**Текст документа**
%%

Быть значит сознавать

Во мне знание становится сознанием, идея же откровенного знания, поскольку оно – откровенно, является в назидании.

Я полагаю, что термин «познание» в данном случае неприменим, скорее речь должно вести о сознании или мышлении. Причем сам интеллект словно бы выведен с места постоянного проживания. Место, куда может быть приведен Бог, – не разум, а сердце (с. 55), куда сведен и разум. Это сердце слышит, видит и думает. Такое тройственное умо=сердие есть механизм онтологического личностного общения, который изначально свойствен душе, но который подлежит последовательному – преображающему – осознанию. Потому столь важна для Августина идея младенчества как начала пути к человеку, ведущего его к осознанию (открытию – одно из ключевых слов августиновой лексики) мировых начал. Исповедь начинается младенчеством человека и заканчивается осмыслением начал мира.

Как пишет В.В.Болотов, «жизнь естественного человека начинается именно с постулата к личному бытию, с простой возможности самосознания, потому что в первые дни эмбриональной жизни человека не может быть речи ни об его личности, ни о его самосознании»[2]. Речи ни о личности, ни о самосознании быть не может, хотя ретроспективно рассуждающий о том Августин убежден, что он 1) создан Богом (с. 56), 2) обладает дарами, вложенными в него Богом и 3) Бог взывал к нему так же, как он сам взывал к Нему позднее (с. 57). Барахтающийся и кричащий младенец, не осознавая этого, был тем, кем создан человек как таковой: с грешной душой («младенцы невинны по своей телесной слабости, а не по душе своей», – с. 59). Можно, конечно, тут же сказать, что Я – это грешное Я, «мой грех», но сказать так значит ломиться в открытые двери: кто и когда из средневековых, раннесредневековых, позднеантичных мыслителей это отрицал? А кто отрицает сейчас, если это отрицание не направлено на эпатаж? Но важнее, как кажется, другое: грешное, своевольное я обладает способностью возродить себя, направить душой свою душу к спасению. Собственно, обретению, точнее – ориентации на этот путь посвящена «Исповедь». Ибо мое бытие – не бытие в вещах, или существование, но спасение. Быть значит быть спасенным. Быть значит быть в круге, или в ладонях, в руке Бога.

%%

**Задание и требования**
Продолжите приведенный выше текст о бытии и сознании в «Исповеди» Августина, начав сразу после его последнего предложения.

**Предоставленный перечень**
%%

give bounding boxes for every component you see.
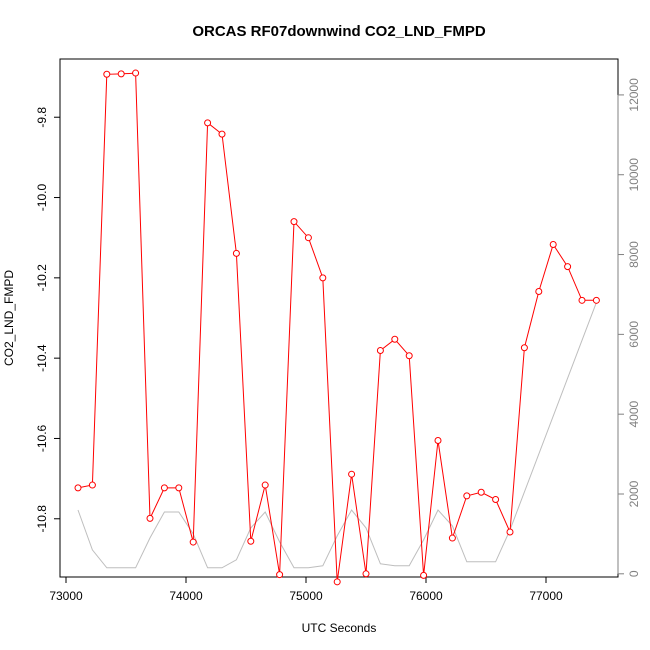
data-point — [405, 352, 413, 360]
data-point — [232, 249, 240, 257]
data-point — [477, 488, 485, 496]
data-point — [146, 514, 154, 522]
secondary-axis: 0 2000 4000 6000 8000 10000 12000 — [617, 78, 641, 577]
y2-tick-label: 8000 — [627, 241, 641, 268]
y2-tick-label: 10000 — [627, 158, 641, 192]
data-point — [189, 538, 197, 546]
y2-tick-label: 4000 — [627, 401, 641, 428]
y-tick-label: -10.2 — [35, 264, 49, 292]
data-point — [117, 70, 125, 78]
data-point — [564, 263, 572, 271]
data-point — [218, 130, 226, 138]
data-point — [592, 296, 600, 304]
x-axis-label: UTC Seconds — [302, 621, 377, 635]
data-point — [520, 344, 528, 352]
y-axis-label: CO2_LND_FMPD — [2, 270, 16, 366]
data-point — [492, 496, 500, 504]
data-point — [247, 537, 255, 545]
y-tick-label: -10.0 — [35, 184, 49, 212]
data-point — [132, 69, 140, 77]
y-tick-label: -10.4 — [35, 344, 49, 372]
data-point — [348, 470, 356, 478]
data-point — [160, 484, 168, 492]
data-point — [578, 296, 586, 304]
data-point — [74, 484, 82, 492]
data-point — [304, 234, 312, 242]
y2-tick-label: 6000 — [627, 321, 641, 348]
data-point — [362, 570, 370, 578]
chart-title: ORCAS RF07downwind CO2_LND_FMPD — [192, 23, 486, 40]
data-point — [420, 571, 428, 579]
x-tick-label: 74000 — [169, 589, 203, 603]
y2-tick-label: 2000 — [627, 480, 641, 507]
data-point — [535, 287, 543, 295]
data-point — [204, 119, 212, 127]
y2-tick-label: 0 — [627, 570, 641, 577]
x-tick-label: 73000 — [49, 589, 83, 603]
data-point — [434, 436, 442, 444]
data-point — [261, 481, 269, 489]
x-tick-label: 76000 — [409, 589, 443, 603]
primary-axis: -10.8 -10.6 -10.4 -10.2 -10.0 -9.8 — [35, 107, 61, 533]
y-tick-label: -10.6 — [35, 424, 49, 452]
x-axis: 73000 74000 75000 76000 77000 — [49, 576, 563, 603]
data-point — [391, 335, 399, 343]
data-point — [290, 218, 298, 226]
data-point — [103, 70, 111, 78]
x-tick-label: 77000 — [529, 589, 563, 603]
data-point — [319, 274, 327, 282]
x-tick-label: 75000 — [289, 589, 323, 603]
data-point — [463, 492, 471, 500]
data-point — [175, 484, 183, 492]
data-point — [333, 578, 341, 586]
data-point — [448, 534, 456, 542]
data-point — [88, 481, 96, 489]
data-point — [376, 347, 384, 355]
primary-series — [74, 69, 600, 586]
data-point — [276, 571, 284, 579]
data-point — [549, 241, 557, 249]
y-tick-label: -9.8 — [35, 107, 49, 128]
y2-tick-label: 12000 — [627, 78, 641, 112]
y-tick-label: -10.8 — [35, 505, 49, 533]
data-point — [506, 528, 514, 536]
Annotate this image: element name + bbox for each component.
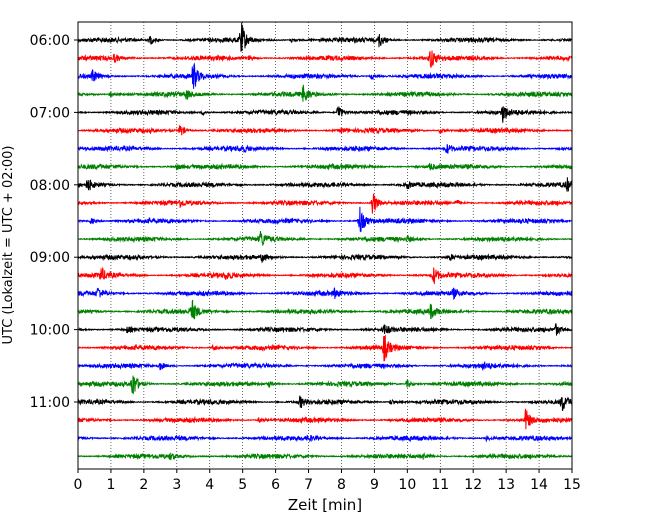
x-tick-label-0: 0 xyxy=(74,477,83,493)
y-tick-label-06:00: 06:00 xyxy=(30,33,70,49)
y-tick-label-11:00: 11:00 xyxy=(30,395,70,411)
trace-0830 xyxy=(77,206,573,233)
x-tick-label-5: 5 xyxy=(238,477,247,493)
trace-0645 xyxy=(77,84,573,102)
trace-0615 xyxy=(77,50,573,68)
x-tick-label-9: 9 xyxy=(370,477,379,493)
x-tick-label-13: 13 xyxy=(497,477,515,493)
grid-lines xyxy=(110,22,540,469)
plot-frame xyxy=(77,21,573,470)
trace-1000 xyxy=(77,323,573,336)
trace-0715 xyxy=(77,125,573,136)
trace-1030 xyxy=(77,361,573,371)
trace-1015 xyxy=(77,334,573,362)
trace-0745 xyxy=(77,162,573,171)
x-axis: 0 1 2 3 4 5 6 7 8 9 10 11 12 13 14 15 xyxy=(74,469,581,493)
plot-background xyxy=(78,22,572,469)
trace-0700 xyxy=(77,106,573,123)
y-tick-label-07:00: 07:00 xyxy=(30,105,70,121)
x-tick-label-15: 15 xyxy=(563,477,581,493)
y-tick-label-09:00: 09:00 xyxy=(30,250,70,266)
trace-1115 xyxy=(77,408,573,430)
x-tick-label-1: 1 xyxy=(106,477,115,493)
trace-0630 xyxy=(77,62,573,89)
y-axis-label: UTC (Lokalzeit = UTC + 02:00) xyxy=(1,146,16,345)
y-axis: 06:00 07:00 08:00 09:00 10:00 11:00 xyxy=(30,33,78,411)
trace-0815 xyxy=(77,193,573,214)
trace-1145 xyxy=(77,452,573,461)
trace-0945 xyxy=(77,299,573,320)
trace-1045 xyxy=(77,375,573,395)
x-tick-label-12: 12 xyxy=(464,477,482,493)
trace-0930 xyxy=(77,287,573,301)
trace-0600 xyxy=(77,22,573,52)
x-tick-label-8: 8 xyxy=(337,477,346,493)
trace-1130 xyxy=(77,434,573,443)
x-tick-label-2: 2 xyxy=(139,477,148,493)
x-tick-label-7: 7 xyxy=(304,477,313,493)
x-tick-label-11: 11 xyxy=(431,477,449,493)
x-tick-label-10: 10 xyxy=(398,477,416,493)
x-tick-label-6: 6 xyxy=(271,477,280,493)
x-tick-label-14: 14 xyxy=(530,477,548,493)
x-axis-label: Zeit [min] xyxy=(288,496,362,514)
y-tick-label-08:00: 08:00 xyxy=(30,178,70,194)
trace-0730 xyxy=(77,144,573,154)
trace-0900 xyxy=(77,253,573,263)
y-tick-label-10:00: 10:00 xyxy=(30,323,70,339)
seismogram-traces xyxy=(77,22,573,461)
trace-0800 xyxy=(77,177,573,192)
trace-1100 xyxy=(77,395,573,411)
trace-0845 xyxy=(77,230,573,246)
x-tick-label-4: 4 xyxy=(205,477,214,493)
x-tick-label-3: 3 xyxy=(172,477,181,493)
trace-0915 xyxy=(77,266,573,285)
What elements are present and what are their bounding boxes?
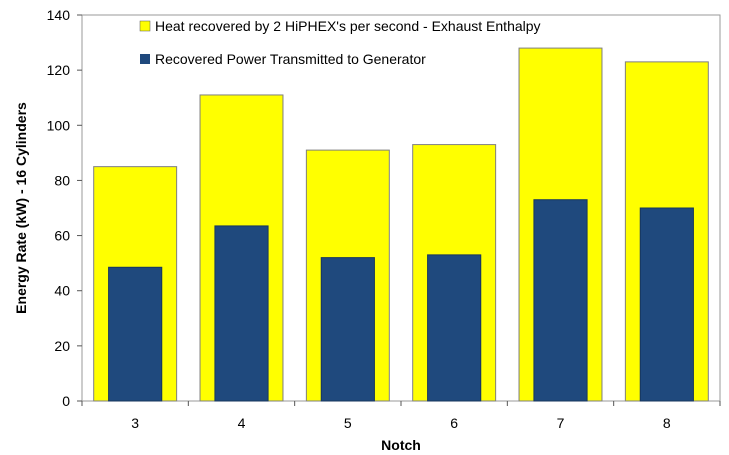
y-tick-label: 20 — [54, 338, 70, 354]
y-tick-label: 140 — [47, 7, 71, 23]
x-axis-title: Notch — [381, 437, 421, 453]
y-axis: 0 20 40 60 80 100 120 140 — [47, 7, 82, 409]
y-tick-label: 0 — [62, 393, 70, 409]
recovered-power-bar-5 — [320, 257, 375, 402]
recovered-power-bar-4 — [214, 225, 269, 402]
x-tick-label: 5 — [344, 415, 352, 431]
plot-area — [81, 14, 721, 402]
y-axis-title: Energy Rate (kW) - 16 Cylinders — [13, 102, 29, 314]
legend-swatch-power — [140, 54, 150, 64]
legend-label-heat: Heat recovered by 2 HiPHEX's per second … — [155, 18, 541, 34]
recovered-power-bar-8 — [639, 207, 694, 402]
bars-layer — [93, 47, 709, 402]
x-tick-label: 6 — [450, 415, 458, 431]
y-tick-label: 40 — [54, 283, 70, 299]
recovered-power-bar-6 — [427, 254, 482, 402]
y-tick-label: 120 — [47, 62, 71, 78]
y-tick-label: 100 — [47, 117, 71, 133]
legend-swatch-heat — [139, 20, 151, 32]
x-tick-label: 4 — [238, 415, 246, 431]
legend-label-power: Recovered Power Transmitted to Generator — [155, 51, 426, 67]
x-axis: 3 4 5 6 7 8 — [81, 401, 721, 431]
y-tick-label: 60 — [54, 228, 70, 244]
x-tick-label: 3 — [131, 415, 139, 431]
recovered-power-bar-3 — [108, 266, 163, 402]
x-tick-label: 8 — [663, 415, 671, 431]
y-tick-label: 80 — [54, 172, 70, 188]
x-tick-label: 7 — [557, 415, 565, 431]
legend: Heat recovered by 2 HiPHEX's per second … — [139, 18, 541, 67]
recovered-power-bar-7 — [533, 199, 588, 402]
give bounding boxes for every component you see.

%%

**Итоговый результат**
Может возникнуть впечатление, что подобный приход души в себя, в сознание имеет целью забвение себя, поскольку направлено исключительно на постижение Бога. Казалось бы, основания к тому дает одна из бесед Августина с матерью: «Мы перебрали одно за другим все создания Его и дошли до самого неба, откуда светят на землю солнце, луна и звезды, и войдя в себя, думая и говоря о творениях Твоих и удивляясь им, пришли мы к душе нашей и вышли из нее» (с. 228). Этот мистический разговор, однако, имел такое продолжение: «Мы говорили: «Если в ком умолкнет волнение плоти, умолкнут представления о земле, водах и воздухе, умолкнет и небо, умолкнет и сама душа и выйдет из себя, о себе не думая… если наступит полное молчание… заговорит Он Сам, один… да услышим Слово Его не из плотских уст… не в загадках и подобиях… да услышим Его Самого – без них, – как сейчас, когда мы вышли из себя и быстрой мыслью прикоснулись к Вечной Мудрости, над всем пребывающей; если такое состояние могло бы продолжиться… если вечная жизнь такова, какой была эта минута постижения… то разве это не то, о чем сказано: «Войди в радость господина Твоего?» (с. 228 – 229).

Речь здесь, напротив, идет о наивысшем духовно-интеллектуальном самостоянии Я, его выговоренности и ожидании ответа. Это экзистенциальный прорыв к Богу, свидетельствующий о возможности причащения, или, как говорит Августин, «прикосновения», к Богу, который есть Мудрость, Знание, Жизнь. Быть причащенной – свойство августиновой и – шире – средневековой верующей личности.

Быть значит начинать

Как шло узнавание себя, или – приход в себя?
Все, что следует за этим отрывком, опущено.